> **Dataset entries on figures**

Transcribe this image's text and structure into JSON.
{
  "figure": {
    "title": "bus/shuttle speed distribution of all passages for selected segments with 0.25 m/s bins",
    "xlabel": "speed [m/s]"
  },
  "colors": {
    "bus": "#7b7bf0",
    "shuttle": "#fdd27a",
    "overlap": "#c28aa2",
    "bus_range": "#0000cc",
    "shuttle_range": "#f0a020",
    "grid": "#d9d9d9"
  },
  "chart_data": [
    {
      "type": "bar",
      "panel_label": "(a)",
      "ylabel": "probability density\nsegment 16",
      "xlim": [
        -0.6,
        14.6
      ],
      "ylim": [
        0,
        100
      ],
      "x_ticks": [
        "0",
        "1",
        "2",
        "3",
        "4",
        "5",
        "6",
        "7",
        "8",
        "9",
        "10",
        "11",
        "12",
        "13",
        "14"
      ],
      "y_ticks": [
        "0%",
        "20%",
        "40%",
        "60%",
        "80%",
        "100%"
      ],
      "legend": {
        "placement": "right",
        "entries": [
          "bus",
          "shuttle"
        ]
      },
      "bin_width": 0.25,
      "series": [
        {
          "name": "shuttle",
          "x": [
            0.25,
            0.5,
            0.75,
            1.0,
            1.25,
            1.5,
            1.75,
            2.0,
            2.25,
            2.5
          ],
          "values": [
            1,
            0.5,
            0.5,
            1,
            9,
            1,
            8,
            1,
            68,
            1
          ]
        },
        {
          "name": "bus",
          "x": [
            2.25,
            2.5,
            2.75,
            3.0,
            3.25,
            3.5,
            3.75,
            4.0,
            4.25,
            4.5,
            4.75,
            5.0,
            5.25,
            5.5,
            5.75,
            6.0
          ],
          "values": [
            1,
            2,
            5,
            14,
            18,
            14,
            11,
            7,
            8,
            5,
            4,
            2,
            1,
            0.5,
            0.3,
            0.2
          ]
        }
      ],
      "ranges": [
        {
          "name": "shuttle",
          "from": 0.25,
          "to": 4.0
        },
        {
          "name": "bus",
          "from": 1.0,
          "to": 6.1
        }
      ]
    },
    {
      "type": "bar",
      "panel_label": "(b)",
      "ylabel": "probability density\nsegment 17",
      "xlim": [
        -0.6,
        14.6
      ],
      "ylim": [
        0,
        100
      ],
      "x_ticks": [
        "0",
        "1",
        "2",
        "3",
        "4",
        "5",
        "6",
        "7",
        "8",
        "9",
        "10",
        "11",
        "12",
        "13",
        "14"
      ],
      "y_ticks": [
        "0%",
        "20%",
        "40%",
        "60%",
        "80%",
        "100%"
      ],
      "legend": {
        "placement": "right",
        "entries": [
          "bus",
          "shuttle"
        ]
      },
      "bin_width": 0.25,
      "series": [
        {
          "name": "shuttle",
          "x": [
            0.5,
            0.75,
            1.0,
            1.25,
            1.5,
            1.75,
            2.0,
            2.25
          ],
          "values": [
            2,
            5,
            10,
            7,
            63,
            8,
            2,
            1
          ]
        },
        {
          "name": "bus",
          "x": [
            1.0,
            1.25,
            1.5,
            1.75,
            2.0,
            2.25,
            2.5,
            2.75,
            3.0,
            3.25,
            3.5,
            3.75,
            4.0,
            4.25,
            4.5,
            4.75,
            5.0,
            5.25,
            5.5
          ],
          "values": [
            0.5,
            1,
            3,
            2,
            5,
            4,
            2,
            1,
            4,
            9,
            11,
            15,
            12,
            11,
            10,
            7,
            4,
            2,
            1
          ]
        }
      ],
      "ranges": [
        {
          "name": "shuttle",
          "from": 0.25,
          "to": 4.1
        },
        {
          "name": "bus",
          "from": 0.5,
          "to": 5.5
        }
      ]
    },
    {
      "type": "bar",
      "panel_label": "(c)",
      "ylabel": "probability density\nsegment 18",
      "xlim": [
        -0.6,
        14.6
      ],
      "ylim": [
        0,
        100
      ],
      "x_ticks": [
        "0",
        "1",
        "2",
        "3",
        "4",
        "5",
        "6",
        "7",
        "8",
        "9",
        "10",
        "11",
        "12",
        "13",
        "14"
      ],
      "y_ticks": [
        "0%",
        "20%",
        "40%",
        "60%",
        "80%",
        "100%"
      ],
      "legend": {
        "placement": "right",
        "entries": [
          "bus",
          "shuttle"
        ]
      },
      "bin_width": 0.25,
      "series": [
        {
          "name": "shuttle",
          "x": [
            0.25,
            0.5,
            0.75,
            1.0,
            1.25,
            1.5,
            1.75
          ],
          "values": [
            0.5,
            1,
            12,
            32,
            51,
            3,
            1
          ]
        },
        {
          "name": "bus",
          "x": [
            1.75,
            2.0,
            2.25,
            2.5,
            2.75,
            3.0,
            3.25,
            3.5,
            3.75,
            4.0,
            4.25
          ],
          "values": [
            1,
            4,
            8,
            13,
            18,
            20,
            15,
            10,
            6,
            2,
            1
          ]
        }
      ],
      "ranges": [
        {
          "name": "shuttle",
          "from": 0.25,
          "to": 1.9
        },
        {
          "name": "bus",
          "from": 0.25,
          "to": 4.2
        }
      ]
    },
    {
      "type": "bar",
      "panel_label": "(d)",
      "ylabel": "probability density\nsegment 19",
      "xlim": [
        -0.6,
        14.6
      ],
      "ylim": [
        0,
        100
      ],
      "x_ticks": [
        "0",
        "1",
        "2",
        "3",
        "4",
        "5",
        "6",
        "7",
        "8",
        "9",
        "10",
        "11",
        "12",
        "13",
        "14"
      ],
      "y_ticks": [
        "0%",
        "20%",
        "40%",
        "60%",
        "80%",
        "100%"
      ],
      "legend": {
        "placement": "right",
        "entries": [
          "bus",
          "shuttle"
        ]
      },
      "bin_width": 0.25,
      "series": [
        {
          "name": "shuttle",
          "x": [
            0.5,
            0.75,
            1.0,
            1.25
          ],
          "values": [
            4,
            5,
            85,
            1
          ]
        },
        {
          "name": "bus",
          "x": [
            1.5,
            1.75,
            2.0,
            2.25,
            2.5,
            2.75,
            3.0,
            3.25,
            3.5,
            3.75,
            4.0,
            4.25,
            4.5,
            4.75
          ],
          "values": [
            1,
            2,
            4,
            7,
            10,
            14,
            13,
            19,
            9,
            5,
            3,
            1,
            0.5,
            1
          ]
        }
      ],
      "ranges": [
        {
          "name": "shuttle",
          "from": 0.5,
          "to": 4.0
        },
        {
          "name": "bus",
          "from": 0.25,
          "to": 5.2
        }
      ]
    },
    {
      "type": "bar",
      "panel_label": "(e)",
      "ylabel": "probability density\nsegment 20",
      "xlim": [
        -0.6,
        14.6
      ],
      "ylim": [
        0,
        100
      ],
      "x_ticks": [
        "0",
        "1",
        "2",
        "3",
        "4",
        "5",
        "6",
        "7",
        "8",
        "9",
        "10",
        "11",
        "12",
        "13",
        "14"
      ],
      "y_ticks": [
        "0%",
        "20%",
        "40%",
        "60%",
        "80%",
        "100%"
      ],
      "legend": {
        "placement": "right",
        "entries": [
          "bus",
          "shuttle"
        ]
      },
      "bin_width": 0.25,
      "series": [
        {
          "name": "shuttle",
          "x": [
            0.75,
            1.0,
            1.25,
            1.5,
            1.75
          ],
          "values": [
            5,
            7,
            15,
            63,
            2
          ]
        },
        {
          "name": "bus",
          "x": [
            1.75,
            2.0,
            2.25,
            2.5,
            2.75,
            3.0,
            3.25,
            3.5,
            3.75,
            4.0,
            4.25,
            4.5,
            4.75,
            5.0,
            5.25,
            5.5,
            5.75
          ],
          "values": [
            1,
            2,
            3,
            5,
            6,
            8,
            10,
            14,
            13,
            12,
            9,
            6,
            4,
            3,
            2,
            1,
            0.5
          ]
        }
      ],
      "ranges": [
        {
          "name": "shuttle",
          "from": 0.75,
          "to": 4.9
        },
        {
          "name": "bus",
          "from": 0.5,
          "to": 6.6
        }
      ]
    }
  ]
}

> **EXERCISE**
Using the listing above, return all lines where the word "probability" occurs.

> **SOLUTION**
      "ylabel": "probability density\nsegment 16",
      "ylabel": "probability density\nsegment 17",
      "ylabel": "probability density\nsegment 18",
      "ylabel": "probability density\nsegment 19",
      "ylabel": "probability density\nsegment 20",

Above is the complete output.